═══ Listed records

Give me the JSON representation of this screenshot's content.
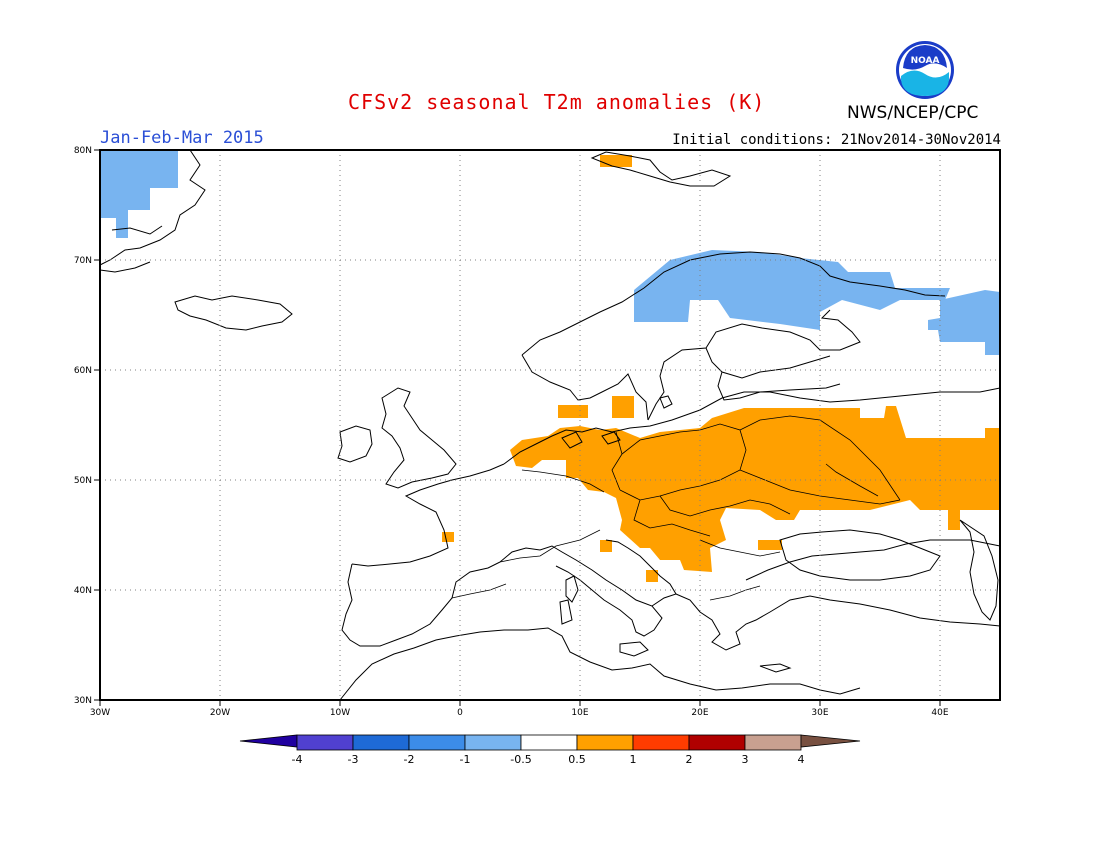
{
  "header": {
    "title": "CFSv2 seasonal T2m anomalies (K)",
    "agency": "NWS/NCEP/CPC",
    "logo_text": "NOAA",
    "season": "Jan-Feb-Mar 2015",
    "init": "Initial conditions: 21Nov2014-30Nov2014"
  },
  "axes": {
    "lon_ticks": [
      "30W",
      "20W",
      "10W",
      "0",
      "10E",
      "20E",
      "30E",
      "40E"
    ],
    "lat_ticks": [
      "80N",
      "70N",
      "60N",
      "50N",
      "40N",
      "30N"
    ],
    "lon_range": [
      -30,
      45
    ],
    "lat_range": [
      30,
      80
    ],
    "grid": "dotted"
  },
  "colorbar": {
    "labels": [
      "-4",
      "-3",
      "-2",
      "-1",
      "-0.5",
      "0.5",
      "1",
      "2",
      "3",
      "4"
    ],
    "colors": [
      "#2000a0",
      "#5040d0",
      "#1e6ad6",
      "#3c8ce8",
      "#78b4f0",
      "#ffffff",
      "#ffa000",
      "#ff3c00",
      "#b00000",
      "#c8a090",
      "#785040"
    ]
  },
  "anomaly_regions": {
    "warm_color": "#ffa000",
    "cold_color": "#78b4f0",
    "warm": "Central and Eastern Europe, Low Countries, southern Scandinavia coast, western Russia",
    "cold": "Greenland east coast, northern Scandinavia, northwestern Russia"
  }
}
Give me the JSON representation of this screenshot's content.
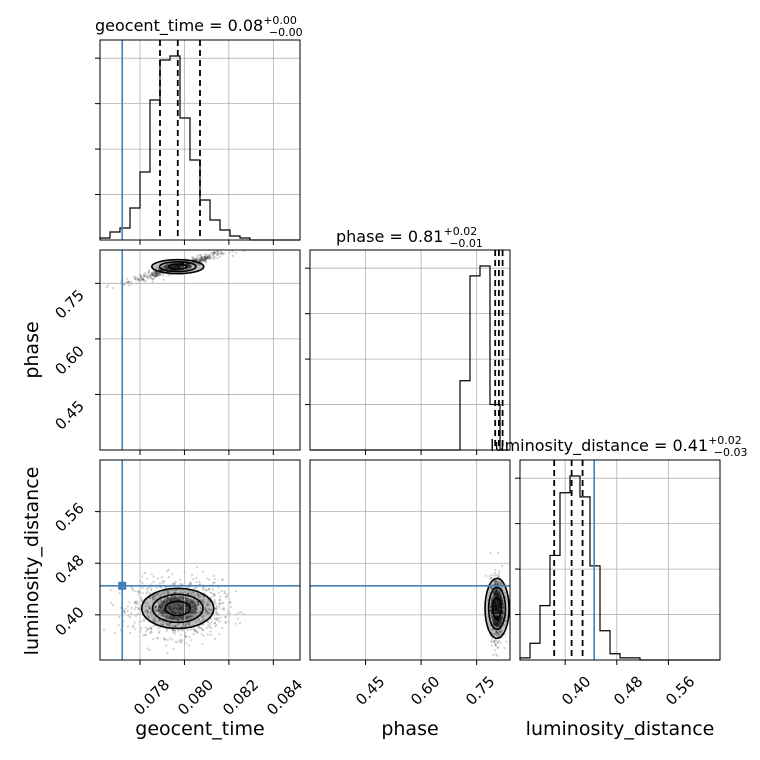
{
  "chart_data": {
    "type": "corner",
    "parameters": [
      "geocent_time",
      "phase",
      "luminosity_distance"
    ],
    "truth": {
      "geocent_time": 0.0772,
      "phase": null,
      "luminosity_distance": 0.445
    },
    "titles": [
      {
        "param": "geocent_time",
        "text": "geocent_time = 0.08",
        "plus": "+0.00",
        "minus": "−0.00"
      },
      {
        "param": "phase",
        "text": "phase = 0.81",
        "plus": "+0.02",
        "minus": "−0.01"
      },
      {
        "param": "luminosity_distance",
        "text": "luminosity_distance = 0.41",
        "plus": "+0.02",
        "minus": "−0.03"
      }
    ],
    "axis_labels": {
      "geocent_time": "geocent_time",
      "phase": "phase",
      "luminosity_distance": "luminosity_distance"
    },
    "ranges": {
      "geocent_time": [
        0.0762,
        0.0852
      ],
      "phase": [
        0.3,
        0.84
      ],
      "luminosity_distance": [
        0.33,
        0.64
      ]
    },
    "ticks": {
      "geocent_time": [
        "0.078",
        "0.080",
        "0.082",
        "0.084"
      ],
      "phase": [
        "0.45",
        "0.60",
        "0.75"
      ],
      "luminosity_distance": [
        "0.40",
        "0.48",
        "0.56"
      ]
    },
    "tick_values": {
      "geocent_time": [
        0.078,
        0.08,
        0.082,
        0.084
      ],
      "phase": [
        0.45,
        0.6,
        0.75
      ],
      "luminosity_distance": [
        0.4,
        0.48,
        0.56
      ]
    },
    "quantiles": {
      "geocent_time": [
        0.0789,
        0.0797,
        0.0807
      ],
      "phase": [
        0.8,
        0.81,
        0.82
      ],
      "luminosity_distance": [
        0.383,
        0.41,
        0.427
      ]
    },
    "histograms": {
      "geocent_time": {
        "edges_start": 0.0762,
        "bin_width": 0.00045,
        "counts": [
          0.01,
          0.04,
          0.06,
          0.16,
          0.34,
          0.7,
          0.9,
          0.92,
          0.61,
          0.4,
          0.2,
          0.1,
          0.05,
          0.02,
          0.01,
          0.0,
          0.0,
          0.0,
          0.0,
          0.0
        ]
      },
      "phase": {
        "edges_start": 0.3,
        "bin_width": 0.027,
        "counts": [
          0,
          0,
          0,
          0,
          0,
          0,
          0,
          0,
          0,
          0,
          0,
          0,
          0,
          0,
          0,
          0.35,
          0.88,
          0.93,
          0.23,
          0
        ]
      },
      "luminosity_distance": {
        "edges_start": 0.33,
        "bin_width": 0.0155,
        "counts": [
          0.01,
          0.08,
          0.26,
          0.5,
          0.8,
          0.88,
          0.78,
          0.45,
          0.14,
          0.03,
          0.01,
          0.01,
          0,
          0,
          0,
          0,
          0,
          0,
          0,
          0
        ]
      }
    },
    "peaks": {
      "geocent_time_phase": {
        "x": 0.0797,
        "y": 0.795
      },
      "geocent_time_luminosity_distance": {
        "x": 0.0797,
        "y": 0.41
      },
      "phase_luminosity_distance": {
        "x": 0.805,
        "y": 0.41
      }
    },
    "grid": true
  }
}
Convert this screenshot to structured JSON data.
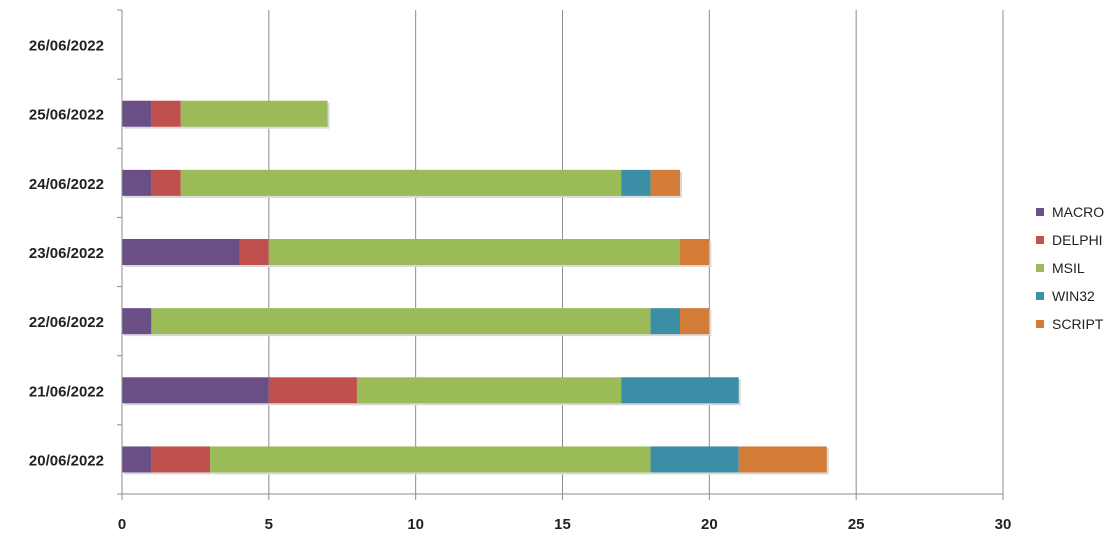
{
  "chart_data": {
    "type": "bar",
    "orientation": "horizontal",
    "stacked": true,
    "title": "",
    "xlabel": "",
    "ylabel": "",
    "xlim": [
      0,
      30
    ],
    "x_ticks": [
      0,
      5,
      10,
      15,
      20,
      25,
      30
    ],
    "grid": "vertical",
    "legend_position": "right",
    "categories": [
      "20/06/2022",
      "21/06/2022",
      "22/06/2022",
      "23/06/2022",
      "24/06/2022",
      "25/06/2022",
      "26/06/2022"
    ],
    "series": [
      {
        "name": "MACRO",
        "color": "#6a4f86",
        "values": [
          1,
          5,
          1,
          4,
          1,
          1,
          0
        ]
      },
      {
        "name": "DELPHI",
        "color": "#c0504d",
        "values": [
          2,
          3,
          0,
          1,
          1,
          1,
          0
        ]
      },
      {
        "name": "MSIL",
        "color": "#9bbb59",
        "values": [
          15,
          9,
          17,
          14,
          15,
          5,
          0
        ]
      },
      {
        "name": "WIN32",
        "color": "#3b8ea5",
        "values": [
          3,
          4,
          1,
          0,
          1,
          0,
          0
        ]
      },
      {
        "name": "SCRIPT",
        "color": "#d27c38",
        "values": [
          3,
          0,
          1,
          1,
          1,
          0,
          0
        ]
      }
    ]
  }
}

══════

Quote the entries above word for word. Leave the images out.

** Full response **
Give me the JSON representation of this screenshot's content.
{
  "header": {
    "title": "CFSv2 seasonal T2m anomalies (K)",
    "agency": "NWS/NCEP/CPC",
    "logo_text": "NOAA",
    "season": "Jan-Feb-Mar 2015",
    "init": "Initial conditions: 21Nov2014-30Nov2014"
  },
  "axes": {
    "lon_ticks": [
      "30W",
      "20W",
      "10W",
      "0",
      "10E",
      "20E",
      "30E",
      "40E"
    ],
    "lat_ticks": [
      "80N",
      "70N",
      "60N",
      "50N",
      "40N",
      "30N"
    ],
    "lon_range": [
      -30,
      45
    ],
    "lat_range": [
      30,
      80
    ],
    "grid": "dotted"
  },
  "colorbar": {
    "labels": [
      "-4",
      "-3",
      "-2",
      "-1",
      "-0.5",
      "0.5",
      "1",
      "2",
      "3",
      "4"
    ],
    "colors": [
      "#2000a0",
      "#5040d0",
      "#1e6ad6",
      "#3c8ce8",
      "#78b4f0",
      "#ffffff",
      "#ffa000",
      "#ff3c00",
      "#b00000",
      "#c8a090",
      "#785040"
    ]
  },
  "anomaly_regions": {
    "warm_color": "#ffa000",
    "cold_color": "#78b4f0",
    "warm": "Central and Eastern Europe, Low Countries, southern Scandinavia coast, western Russia",
    "cold": "Greenland east coast, northern Scandinavia, northwestern Russia"
  }
}
Give me the JSON representation of this screenshot's content.
{
  "chart_data": {
    "type": "corner",
    "parameters": [
      "geocent_time",
      "phase",
      "luminosity_distance"
    ],
    "truth": {
      "geocent_time": 0.0772,
      "phase": null,
      "luminosity_distance": 0.445
    },
    "titles": [
      {
        "param": "geocent_time",
        "text": "geocent_time = 0.08",
        "plus": "+0.00",
        "minus": "−0.00"
      },
      {
        "param": "phase",
        "text": "phase = 0.81",
        "plus": "+0.02",
        "minus": "−0.01"
      },
      {
        "param": "luminosity_distance",
        "text": "luminosity_distance = 0.41",
        "plus": "+0.02",
        "minus": "−0.03"
      }
    ],
    "axis_labels": {
      "geocent_time": "geocent_time",
      "phase": "phase",
      "luminosity_distance": "luminosity_distance"
    },
    "ranges": {
      "geocent_time": [
        0.0762,
        0.0852
      ],
      "phase": [
        0.3,
        0.84
      ],
      "luminosity_distance": [
        0.33,
        0.64
      ]
    },
    "ticks": {
      "geocent_time": [
        "0.078",
        "0.080",
        "0.082",
        "0.084"
      ],
      "phase": [
        "0.45",
        "0.60",
        "0.75"
      ],
      "luminosity_distance": [
        "0.40",
        "0.48",
        "0.56"
      ]
    },
    "tick_values": {
      "geocent_time": [
        0.078,
        0.08,
        0.082,
        0.084
      ],
      "phase": [
        0.45,
        0.6,
        0.75
      ],
      "luminosity_distance": [
        0.4,
        0.48,
        0.56
      ]
    },
    "quantiles": {
      "geocent_time": [
        0.0789,
        0.0797,
        0.0807
      ],
      "phase": [
        0.8,
        0.81,
        0.82
      ],
      "luminosity_distance": [
        0.383,
        0.41,
        0.427
      ]
    },
    "histograms": {
      "geocent_time": {
        "edges_start": 0.0762,
        "bin_width": 0.00045,
        "counts": [
          0.01,
          0.04,
          0.06,
          0.16,
          0.34,
          0.7,
          0.9,
          0.92,
          0.61,
          0.4,
          0.2,
          0.1,
          0.05,
          0.02,
          0.01,
          0.0,
          0.0,
          0.0,
          0.0,
          0.0
        ]
      },
      "phase": {
        "edges_start": 0.3,
        "bin_width": 0.027,
        "counts": [
          0,
          0,
          0,
          0,
          0,
          0,
          0,
          0,
          0,
          0,
          0,
          0,
          0,
          0,
          0,
          0.35,
          0.88,
          0.93,
          0.23,
          0
        ]
      },
      "luminosity_distance": {
        "edges_start": 0.33,
        "bin_width": 0.0155,
        "counts": [
          0.01,
          0.08,
          0.26,
          0.5,
          0.8,
          0.88,
          0.78,
          0.45,
          0.14,
          0.03,
          0.01,
          0.01,
          0,
          0,
          0,
          0,
          0,
          0,
          0,
          0
        ]
      }
    },
    "peaks": {
      "geocent_time_phase": {
        "x": 0.0797,
        "y": 0.795
      },
      "geocent_time_luminosity_distance": {
        "x": 0.0797,
        "y": 0.41
      },
      "phase_luminosity_distance": {
        "x": 0.805,
        "y": 0.41
      }
    },
    "grid": true
  }
}
Convert this screenshot to structured JSON data.
{
  "chart_data": {
    "type": "bar",
    "orientation": "horizontal",
    "stacked": true,
    "title": "",
    "xlabel": "",
    "ylabel": "",
    "xlim": [
      0,
      30
    ],
    "x_ticks": [
      0,
      5,
      10,
      15,
      20,
      25,
      30
    ],
    "grid": "vertical",
    "legend_position": "right",
    "categories": [
      "20/06/2022",
      "21/06/2022",
      "22/06/2022",
      "23/06/2022",
      "24/06/2022",
      "25/06/2022",
      "26/06/2022"
    ],
    "series": [
      {
        "name": "MACRO",
        "color": "#6a4f86",
        "values": [
          1,
          5,
          1,
          4,
          1,
          1,
          0
        ]
      },
      {
        "name": "DELPHI",
        "color": "#c0504d",
        "values": [
          2,
          3,
          0,
          1,
          1,
          1,
          0
        ]
      },
      {
        "name": "MSIL",
        "color": "#9bbb59",
        "values": [
          15,
          9,
          17,
          14,
          15,
          5,
          0
        ]
      },
      {
        "name": "WIN32",
        "color": "#3b8ea5",
        "values": [
          3,
          4,
          1,
          0,
          1,
          0,
          0
        ]
      },
      {
        "name": "SCRIPT",
        "color": "#d27c38",
        "values": [
          3,
          0,
          1,
          1,
          1,
          0,
          0
        ]
      }
    ]
  }
}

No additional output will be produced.